Extracted records -
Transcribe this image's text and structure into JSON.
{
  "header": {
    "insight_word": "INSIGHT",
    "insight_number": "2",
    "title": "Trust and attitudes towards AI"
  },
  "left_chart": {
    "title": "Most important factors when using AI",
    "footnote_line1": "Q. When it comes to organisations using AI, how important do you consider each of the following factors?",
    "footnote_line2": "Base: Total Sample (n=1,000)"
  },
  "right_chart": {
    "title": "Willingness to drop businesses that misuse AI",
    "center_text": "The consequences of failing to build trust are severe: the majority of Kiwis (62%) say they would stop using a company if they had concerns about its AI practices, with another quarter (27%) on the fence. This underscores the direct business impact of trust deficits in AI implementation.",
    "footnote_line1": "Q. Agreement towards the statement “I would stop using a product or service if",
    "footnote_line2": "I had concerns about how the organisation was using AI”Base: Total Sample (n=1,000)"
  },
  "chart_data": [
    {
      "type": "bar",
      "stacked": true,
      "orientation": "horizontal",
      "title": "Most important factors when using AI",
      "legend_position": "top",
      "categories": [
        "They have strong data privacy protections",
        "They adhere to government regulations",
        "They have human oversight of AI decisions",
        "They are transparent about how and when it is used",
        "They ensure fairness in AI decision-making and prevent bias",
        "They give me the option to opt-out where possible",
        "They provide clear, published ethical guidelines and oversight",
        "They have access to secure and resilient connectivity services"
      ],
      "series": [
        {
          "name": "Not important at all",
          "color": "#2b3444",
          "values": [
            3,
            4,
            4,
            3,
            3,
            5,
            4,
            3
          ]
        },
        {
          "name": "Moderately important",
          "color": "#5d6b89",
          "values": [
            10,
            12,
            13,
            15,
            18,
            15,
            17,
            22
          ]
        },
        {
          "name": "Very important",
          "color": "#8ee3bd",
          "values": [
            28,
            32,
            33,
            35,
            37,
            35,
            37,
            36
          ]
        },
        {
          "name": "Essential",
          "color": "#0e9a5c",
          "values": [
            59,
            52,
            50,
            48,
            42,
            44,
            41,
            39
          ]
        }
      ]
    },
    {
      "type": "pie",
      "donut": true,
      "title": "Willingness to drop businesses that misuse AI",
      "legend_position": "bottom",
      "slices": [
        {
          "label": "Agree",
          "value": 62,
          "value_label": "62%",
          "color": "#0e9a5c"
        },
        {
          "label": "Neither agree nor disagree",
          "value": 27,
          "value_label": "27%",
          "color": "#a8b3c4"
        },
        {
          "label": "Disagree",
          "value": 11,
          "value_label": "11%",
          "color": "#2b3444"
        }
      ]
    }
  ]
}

Exercise instructions -
Read the entries above, then pull out the lines that include "stop".

Full response -
    "center_text": "The consequences of failing to build trust are severe: the majority of Kiwis (62%) say they would stop using a company if they had concerns about its AI practices, with another quarter (27%) on the fence. This underscores the direct business impact of trust deficits in AI implementation.",
    "footnote_line1": "Q. Agreement towards the statement “I would stop using a product or service if",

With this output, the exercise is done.